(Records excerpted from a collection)
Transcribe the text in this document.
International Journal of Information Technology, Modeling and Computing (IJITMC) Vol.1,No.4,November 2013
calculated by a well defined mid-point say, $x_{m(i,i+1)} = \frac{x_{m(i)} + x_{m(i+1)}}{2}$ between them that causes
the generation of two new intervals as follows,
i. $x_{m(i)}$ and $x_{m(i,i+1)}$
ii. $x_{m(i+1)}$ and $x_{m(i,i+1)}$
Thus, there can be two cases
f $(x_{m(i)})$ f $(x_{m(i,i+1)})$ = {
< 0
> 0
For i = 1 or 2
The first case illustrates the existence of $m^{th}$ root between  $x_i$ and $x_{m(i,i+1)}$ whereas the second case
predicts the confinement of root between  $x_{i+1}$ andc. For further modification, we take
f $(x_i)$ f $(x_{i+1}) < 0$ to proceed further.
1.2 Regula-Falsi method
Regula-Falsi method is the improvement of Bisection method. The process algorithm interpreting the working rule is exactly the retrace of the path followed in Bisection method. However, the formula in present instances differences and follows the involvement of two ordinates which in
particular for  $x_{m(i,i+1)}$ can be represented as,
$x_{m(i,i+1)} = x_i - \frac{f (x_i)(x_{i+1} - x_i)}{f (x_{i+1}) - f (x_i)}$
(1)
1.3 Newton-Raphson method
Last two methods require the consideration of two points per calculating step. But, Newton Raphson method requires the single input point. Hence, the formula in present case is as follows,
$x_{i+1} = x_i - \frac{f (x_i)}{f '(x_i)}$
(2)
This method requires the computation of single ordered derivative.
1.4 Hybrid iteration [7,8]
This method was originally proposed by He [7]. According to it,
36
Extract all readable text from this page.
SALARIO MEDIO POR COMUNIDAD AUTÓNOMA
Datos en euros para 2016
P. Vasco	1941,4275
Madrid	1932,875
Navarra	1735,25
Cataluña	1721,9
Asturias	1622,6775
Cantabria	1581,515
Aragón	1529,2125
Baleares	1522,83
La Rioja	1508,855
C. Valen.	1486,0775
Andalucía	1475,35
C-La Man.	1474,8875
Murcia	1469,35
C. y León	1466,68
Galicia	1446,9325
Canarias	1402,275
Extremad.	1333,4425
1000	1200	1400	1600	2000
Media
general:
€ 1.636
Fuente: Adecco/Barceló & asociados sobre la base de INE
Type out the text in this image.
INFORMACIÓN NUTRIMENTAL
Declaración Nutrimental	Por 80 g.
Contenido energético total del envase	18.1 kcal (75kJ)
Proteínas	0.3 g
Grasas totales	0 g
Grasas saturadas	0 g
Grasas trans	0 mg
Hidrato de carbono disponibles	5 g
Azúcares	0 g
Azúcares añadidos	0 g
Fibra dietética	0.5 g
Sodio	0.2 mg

- **Directive**
Reproduce the records word for word.

- **Worked answer**
Transcribe the text in this document.
International Journal of Information Technology, Modeling and Computing (IJITMC) Vol.1,No.4,November 2013
calculated by a well defined mid-point say, $x_{m(i,i+1)} = \frac{x_{m(i)} + x_{m(i+1)}}{2}$ between them that causes
the generation of two new intervals as follows,
i. $x_{m(i)}$ and $x_{m(i,i+1)}$
ii. $x_{m(i+1)}$ and $x_{m(i,i+1)}$
Thus, there can be two cases
f $(x_{m(i)})$ f $(x_{m(i,i+1)})$ = {
< 0
> 0
For i = 1 or 2
The first case illustrates the existence of $m^{th}$ root between  $x_i$ and $x_{m(i,i+1)}$ whereas the second case
predicts the confinement of root between  $x_{i+1}$ andc. For further modification, we take
f $(x_i)$ f $(x_{i+1}) < 0$ to proceed further.
1.2 Regula-Falsi method
Regula-Falsi method is the improvement of Bisection method. The process algorithm interpreting the working rule is exactly the retrace of the path followed in Bisection method. However, the formula in present instances differences and follows the involvement of two ordinates which in
particular for  $x_{m(i,i+1)}$ can be represented as,
$x_{m(i,i+1)} = x_i - \frac{f (x_i)(x_{i+1} - x_i)}{f (x_{i+1}) - f (x_i)}$
(1)
1.3 Newton-Raphson method
Last two methods require the consideration of two points per calculating step. But, Newton Raphson method requires the single input point. Hence, the formula in present case is as follows,
$x_{i+1} = x_i - \frac{f (x_i)}{f '(x_i)}$
(2)
This method requires the computation of single ordered derivative.
1.4 Hybrid iteration [7,8]
This method was originally proposed by He [7]. According to it,
36
Extract all readable text from this page.
SALARIO MEDIO POR COMUNIDAD AUTÓNOMA
Datos en euros para 2016
P. Vasco	1941,4275
Madrid	1932,875
Navarra	1735,25
Cataluña	1721,9
Asturias	1622,6775
Cantabria	1581,515
Aragón	1529,2125
Baleares	1522,83
La Rioja	1508,855
C. Valen.	1486,0775
Andalucía	1475,35
C-La Man.	1474,8875
Murcia	1469,35
C. y León	1466,68
Galicia	1446,9325
Canarias	1402,275
Extremad.	1333,4425
1000	1200	1400	1600	2000
Media
general:
€ 1.636
Fuente: Adecco/Barceló & asociados sobre la base de INE
Type out the text in this image.
INFORMACIÓN NUTRIMENTAL
Declaración Nutrimental	Por 80 g.
Contenido energético total del envase	18.1 kcal (75kJ)
Proteínas	0.3 g
Grasas totales	0 g
Grasas saturadas	0 g
Grasas trans	0 mg
Hidrato de carbono disponibles	5 g
Azúcares	0 g
Azúcares añadidos	0 g
Fibra dietética	0.5 g
Sodio	0.2 mg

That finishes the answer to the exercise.